# Start of Exercise input
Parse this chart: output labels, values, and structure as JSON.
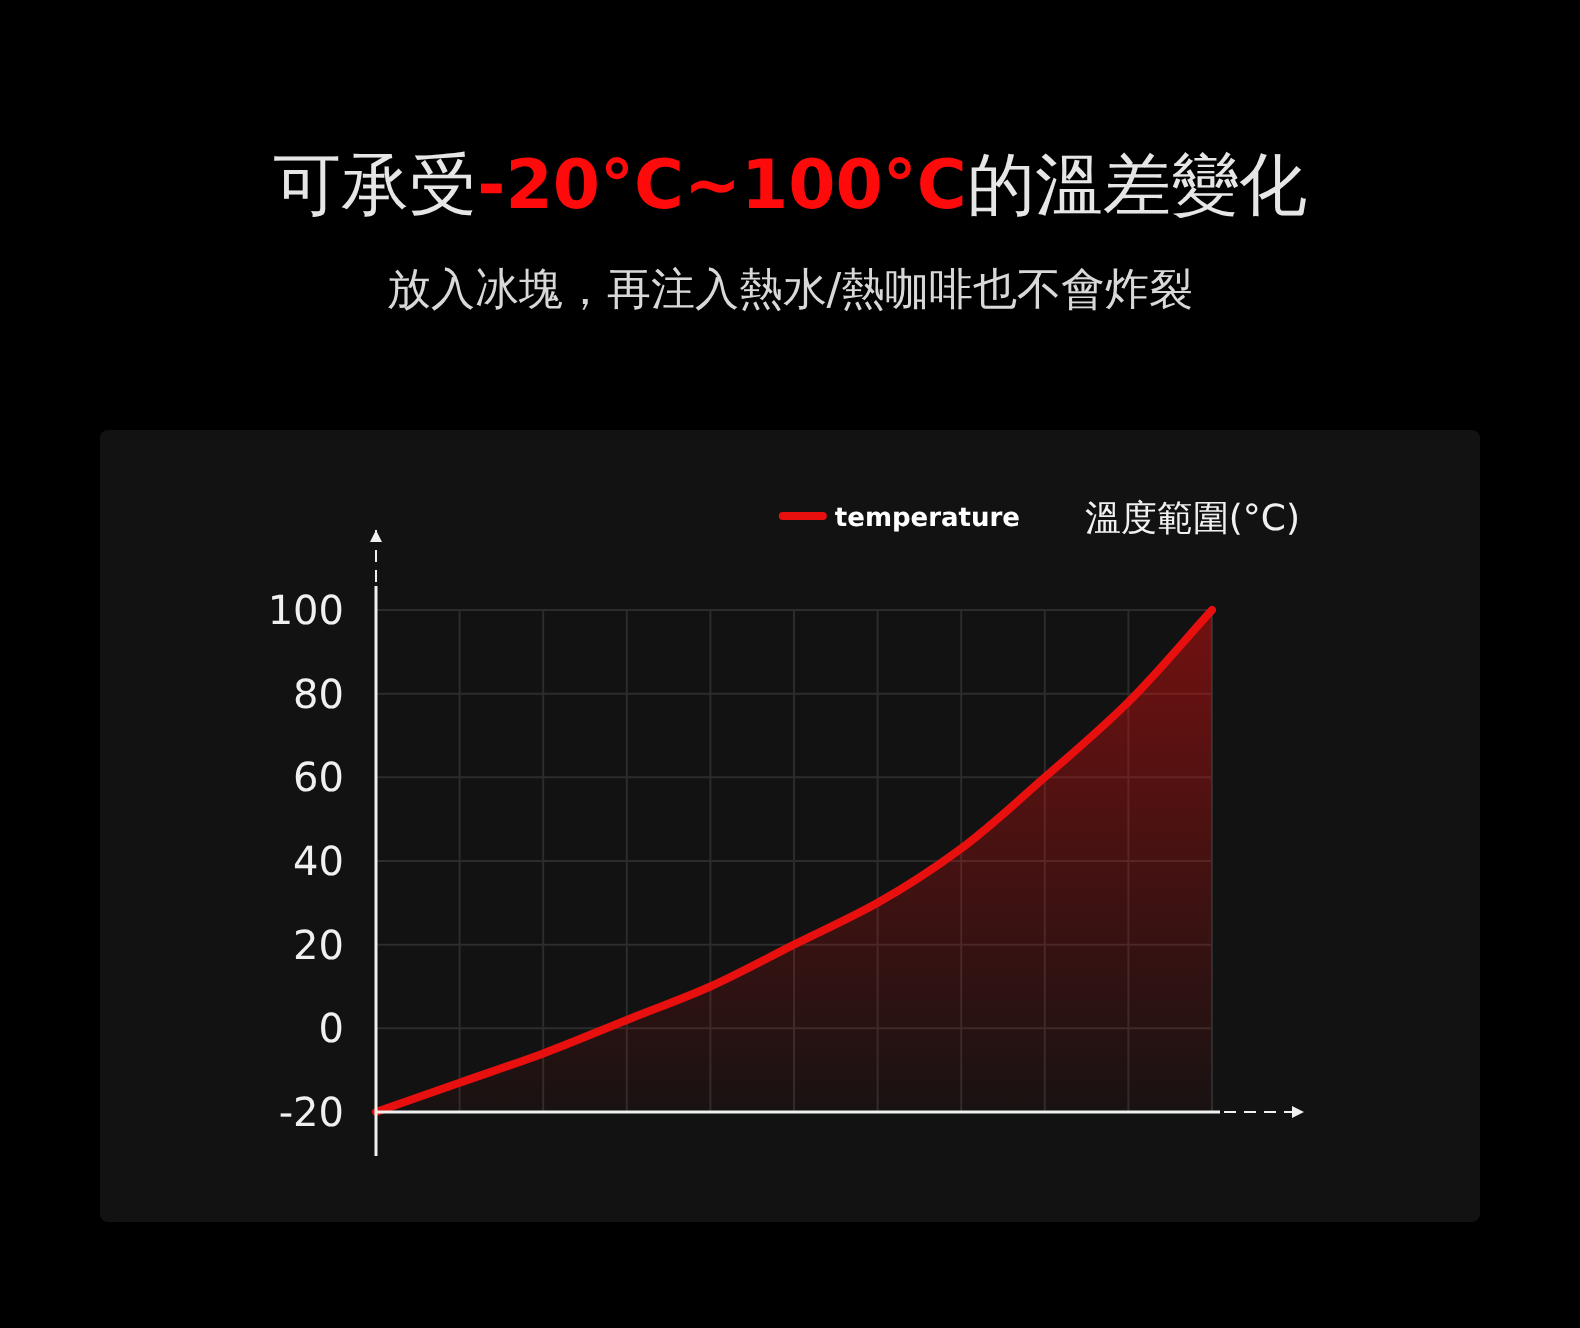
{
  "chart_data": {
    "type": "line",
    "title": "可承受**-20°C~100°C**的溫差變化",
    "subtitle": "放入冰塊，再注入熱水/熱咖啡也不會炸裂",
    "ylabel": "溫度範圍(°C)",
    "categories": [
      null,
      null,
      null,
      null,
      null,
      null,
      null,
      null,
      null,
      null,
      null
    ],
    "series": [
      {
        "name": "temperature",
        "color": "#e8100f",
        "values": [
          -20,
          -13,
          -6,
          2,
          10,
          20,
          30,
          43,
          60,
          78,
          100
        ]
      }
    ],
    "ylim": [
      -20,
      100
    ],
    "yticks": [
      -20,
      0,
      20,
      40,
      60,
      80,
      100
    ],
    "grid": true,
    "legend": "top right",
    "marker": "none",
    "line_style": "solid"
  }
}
# End of Exercise input
**Instruction:** Skip the images and write out the rest of the listing exactly.

**Answer for this exercise:**
Parse this chart: output labels, values, and structure as JSON.
{
  "chart_data": {
    "type": "line",
    "title": "可承受**-20°C~100°C**的溫差變化",
    "subtitle": "放入冰塊，再注入熱水/熱咖啡也不會炸裂",
    "ylabel": "溫度範圍(°C)",
    "categories": [
      null,
      null,
      null,
      null,
      null,
      null,
      null,
      null,
      null,
      null,
      null
    ],
    "series": [
      {
        "name": "temperature",
        "color": "#e8100f",
        "values": [
          -20,
          -13,
          -6,
          2,
          10,
          20,
          30,
          43,
          60,
          78,
          100
        ]
      }
    ],
    "ylim": [
      -20,
      100
    ],
    "yticks": [
      -20,
      0,
      20,
      40,
      60,
      80,
      100
    ],
    "grid": true,
    "legend": "top right",
    "marker": "none",
    "line_style": "solid"
  }
}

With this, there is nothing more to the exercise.